--- Begin Excerpted records ---

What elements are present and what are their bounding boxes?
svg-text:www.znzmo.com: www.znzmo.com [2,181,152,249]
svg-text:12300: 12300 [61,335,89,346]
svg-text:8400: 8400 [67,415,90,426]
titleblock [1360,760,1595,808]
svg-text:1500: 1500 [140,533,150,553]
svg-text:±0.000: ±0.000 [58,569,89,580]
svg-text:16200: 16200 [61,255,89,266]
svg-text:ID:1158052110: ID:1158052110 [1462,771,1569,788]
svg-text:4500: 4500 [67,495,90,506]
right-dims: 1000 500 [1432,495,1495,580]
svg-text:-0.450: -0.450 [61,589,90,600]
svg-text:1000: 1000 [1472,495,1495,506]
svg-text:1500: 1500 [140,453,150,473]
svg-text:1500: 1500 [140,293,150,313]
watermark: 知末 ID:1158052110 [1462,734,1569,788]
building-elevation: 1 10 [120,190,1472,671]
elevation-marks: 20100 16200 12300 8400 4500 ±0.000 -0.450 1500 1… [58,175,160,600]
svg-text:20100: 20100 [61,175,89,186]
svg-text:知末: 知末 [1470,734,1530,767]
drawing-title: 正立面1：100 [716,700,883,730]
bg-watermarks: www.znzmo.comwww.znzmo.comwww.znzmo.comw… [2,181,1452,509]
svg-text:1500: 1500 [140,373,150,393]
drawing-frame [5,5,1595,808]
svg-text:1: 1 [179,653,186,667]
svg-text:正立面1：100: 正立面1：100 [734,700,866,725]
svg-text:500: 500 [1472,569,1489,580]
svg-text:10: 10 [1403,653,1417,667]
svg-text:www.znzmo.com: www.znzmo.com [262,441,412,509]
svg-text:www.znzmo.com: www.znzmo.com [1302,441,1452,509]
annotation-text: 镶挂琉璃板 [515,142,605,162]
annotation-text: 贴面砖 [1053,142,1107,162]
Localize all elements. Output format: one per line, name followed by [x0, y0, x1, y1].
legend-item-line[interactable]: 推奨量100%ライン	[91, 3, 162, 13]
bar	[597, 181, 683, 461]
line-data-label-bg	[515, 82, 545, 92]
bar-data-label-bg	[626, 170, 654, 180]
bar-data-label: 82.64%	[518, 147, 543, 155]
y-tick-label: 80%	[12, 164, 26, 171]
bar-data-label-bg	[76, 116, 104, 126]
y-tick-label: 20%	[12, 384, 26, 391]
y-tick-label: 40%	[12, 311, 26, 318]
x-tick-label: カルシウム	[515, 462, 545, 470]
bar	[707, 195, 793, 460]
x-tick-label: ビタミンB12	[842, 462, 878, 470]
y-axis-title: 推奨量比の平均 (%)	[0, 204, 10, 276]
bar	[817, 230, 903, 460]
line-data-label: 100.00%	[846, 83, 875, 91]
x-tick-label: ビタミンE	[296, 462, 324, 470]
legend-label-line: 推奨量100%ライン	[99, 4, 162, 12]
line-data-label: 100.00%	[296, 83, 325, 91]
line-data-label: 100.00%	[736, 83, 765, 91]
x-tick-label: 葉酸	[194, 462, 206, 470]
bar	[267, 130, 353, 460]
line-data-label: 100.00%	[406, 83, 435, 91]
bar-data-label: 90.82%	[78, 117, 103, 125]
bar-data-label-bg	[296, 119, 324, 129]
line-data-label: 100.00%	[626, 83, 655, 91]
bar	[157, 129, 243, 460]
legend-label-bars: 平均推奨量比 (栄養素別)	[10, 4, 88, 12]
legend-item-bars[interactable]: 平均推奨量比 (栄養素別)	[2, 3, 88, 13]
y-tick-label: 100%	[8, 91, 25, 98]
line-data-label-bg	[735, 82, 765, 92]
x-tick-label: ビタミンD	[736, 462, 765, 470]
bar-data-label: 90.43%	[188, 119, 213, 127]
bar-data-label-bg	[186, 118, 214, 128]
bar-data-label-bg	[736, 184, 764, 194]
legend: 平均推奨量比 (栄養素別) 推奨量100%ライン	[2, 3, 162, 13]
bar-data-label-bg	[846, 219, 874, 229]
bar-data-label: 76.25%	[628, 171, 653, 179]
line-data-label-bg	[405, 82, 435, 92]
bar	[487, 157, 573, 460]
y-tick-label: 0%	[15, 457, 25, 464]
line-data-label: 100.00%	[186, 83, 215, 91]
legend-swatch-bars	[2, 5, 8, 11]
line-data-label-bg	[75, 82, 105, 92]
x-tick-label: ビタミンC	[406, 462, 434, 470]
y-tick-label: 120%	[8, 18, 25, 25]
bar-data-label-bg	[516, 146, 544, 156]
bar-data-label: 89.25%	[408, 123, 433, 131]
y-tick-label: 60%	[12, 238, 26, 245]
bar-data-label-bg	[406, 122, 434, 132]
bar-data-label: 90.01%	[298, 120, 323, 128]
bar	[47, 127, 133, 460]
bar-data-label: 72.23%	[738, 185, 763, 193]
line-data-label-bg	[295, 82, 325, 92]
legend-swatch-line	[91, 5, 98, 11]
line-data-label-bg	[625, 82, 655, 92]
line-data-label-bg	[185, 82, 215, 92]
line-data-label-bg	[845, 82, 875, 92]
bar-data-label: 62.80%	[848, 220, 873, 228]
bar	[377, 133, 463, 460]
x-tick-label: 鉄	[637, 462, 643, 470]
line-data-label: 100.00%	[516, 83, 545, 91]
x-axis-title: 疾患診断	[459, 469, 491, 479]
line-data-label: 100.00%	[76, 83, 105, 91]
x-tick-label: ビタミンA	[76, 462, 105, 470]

--- End Excerpted records ---

#### What you should do:
Can you copy out every line of the records above, character for character, with nothing changed?

#### The answer:
What elements are present and what are their bounding boxes?
svg-text:www.znzmo.com: www.znzmo.com [2,181,152,249]
svg-text:12300: 12300 [61,335,89,346]
svg-text:8400: 8400 [67,415,90,426]
titleblock [1360,760,1595,808]
svg-text:1500: 1500 [140,533,150,553]
svg-text:±0.000: ±0.000 [58,569,89,580]
svg-text:16200: 16200 [61,255,89,266]
svg-text:ID:1158052110: ID:1158052110 [1462,771,1569,788]
svg-text:4500: 4500 [67,495,90,506]
right-dims: 1000 500 [1432,495,1495,580]
svg-text:-0.450: -0.450 [61,589,90,600]
svg-text:1000: 1000 [1472,495,1495,506]
svg-text:1500: 1500 [140,453,150,473]
svg-text:1500: 1500 [140,293,150,313]
watermark: 知末 ID:1158052110 [1462,734,1569,788]
building-elevation: 1 10 [120,190,1472,671]
elevation-marks: 20100 16200 12300 8400 4500 ±0.000 -0.450 1500 1… [58,175,160,600]
svg-text:20100: 20100 [61,175,89,186]
svg-text:知末: 知末 [1470,734,1530,767]
drawing-title: 正立面1：100 [716,700,883,730]
bg-watermarks: www.znzmo.comwww.znzmo.comwww.znzmo.comw… [2,181,1452,509]
svg-text:1500: 1500 [140,373,150,393]
drawing-frame [5,5,1595,808]
svg-text:1: 1 [179,653,186,667]
svg-text:正立面1：100: 正立面1：100 [734,700,866,725]
svg-text:500: 500 [1472,569,1489,580]
svg-text:10: 10 [1403,653,1417,667]
svg-text:www.znzmo.com: www.znzmo.com [262,441,412,509]
svg-text:www.znzmo.com: www.znzmo.com [1302,441,1452,509]
annotation-text: 镶挂琉璃板 [515,142,605,162]
annotation-text: 贴面砖 [1053,142,1107,162]
Localize all elements. Output format: one per line, name followed by [x0, y0, x1, y1].
legend-item-line[interactable]: 推奨量100%ライン	[91, 3, 162, 13]
bar	[597, 181, 683, 461]
line-data-label-bg	[515, 82, 545, 92]
bar-data-label-bg	[626, 170, 654, 180]
bar-data-label: 82.64%	[518, 147, 543, 155]
y-tick-label: 80%	[12, 164, 26, 171]
bar-data-label-bg	[76, 116, 104, 126]
y-tick-label: 20%	[12, 384, 26, 391]
y-tick-label: 40%	[12, 311, 26, 318]
x-tick-label: カルシウム	[515, 462, 545, 470]
bar	[707, 195, 793, 460]
x-tick-label: ビタミンB12	[842, 462, 878, 470]
y-axis-title: 推奨量比の平均 (%)	[0, 204, 10, 276]
bar	[817, 230, 903, 460]
line-data-label: 100.00%	[846, 83, 875, 91]
x-tick-label: ビタミンE	[296, 462, 324, 470]
legend-label-line: 推奨量100%ライン	[99, 4, 162, 12]
line-data-label: 100.00%	[296, 83, 325, 91]
line-data-label: 100.00%	[736, 83, 765, 91]
x-tick-label: 葉酸	[194, 462, 206, 470]
bar	[267, 130, 353, 460]
line-data-label: 100.00%	[406, 83, 435, 91]
bar-data-label: 90.82%	[78, 117, 103, 125]
bar-data-label-bg	[296, 119, 324, 129]
line-data-label: 100.00%	[626, 83, 655, 91]
bar	[157, 129, 243, 460]
legend-label-bars: 平均推奨量比 (栄養素別)	[10, 4, 88, 12]
legend-item-bars[interactable]: 平均推奨量比 (栄養素別)	[2, 3, 88, 13]
y-tick-label: 100%	[8, 91, 25, 98]
line-data-label-bg	[735, 82, 765, 92]
x-tick-label: ビタミンD	[736, 462, 765, 470]
bar-data-label: 90.43%	[188, 119, 213, 127]
bar-data-label-bg	[186, 118, 214, 128]
bar-data-label-bg	[736, 184, 764, 194]
legend: 平均推奨量比 (栄養素別) 推奨量100%ライン	[2, 3, 162, 13]
bar-data-label-bg	[846, 219, 874, 229]
bar-data-label: 76.25%	[628, 171, 653, 179]
line-data-label-bg	[405, 82, 435, 92]
bar	[487, 157, 573, 460]
y-tick-label: 0%	[15, 457, 25, 464]
line-data-label: 100.00%	[186, 83, 215, 91]
legend-swatch-bars	[2, 5, 8, 11]
line-data-label-bg	[75, 82, 105, 92]
x-tick-label: ビタミンC	[406, 462, 434, 470]
y-tick-label: 120%	[8, 18, 25, 25]
bar-data-label-bg	[516, 146, 544, 156]
bar-data-label: 89.25%	[408, 123, 433, 131]
y-tick-label: 60%	[12, 238, 26, 245]
bar-data-label-bg	[406, 122, 434, 132]
bar-data-label: 90.01%	[298, 120, 323, 128]
bar	[47, 127, 133, 460]
bar-data-label: 72.23%	[738, 185, 763, 193]
line-data-label-bg	[295, 82, 325, 92]
legend-swatch-line	[91, 5, 98, 11]
line-data-label-bg	[625, 82, 655, 92]
line-data-label-bg	[185, 82, 215, 92]
line-data-label-bg	[845, 82, 875, 92]
bar-data-label: 62.80%	[848, 220, 873, 228]
bar	[377, 133, 463, 460]
x-tick-label: 鉄	[637, 462, 643, 470]
line-data-label: 100.00%	[516, 83, 545, 91]
x-axis-title: 疾患診断	[459, 469, 491, 479]
line-data-label: 100.00%	[76, 83, 105, 91]
x-tick-label: ビタミンA	[76, 462, 105, 470]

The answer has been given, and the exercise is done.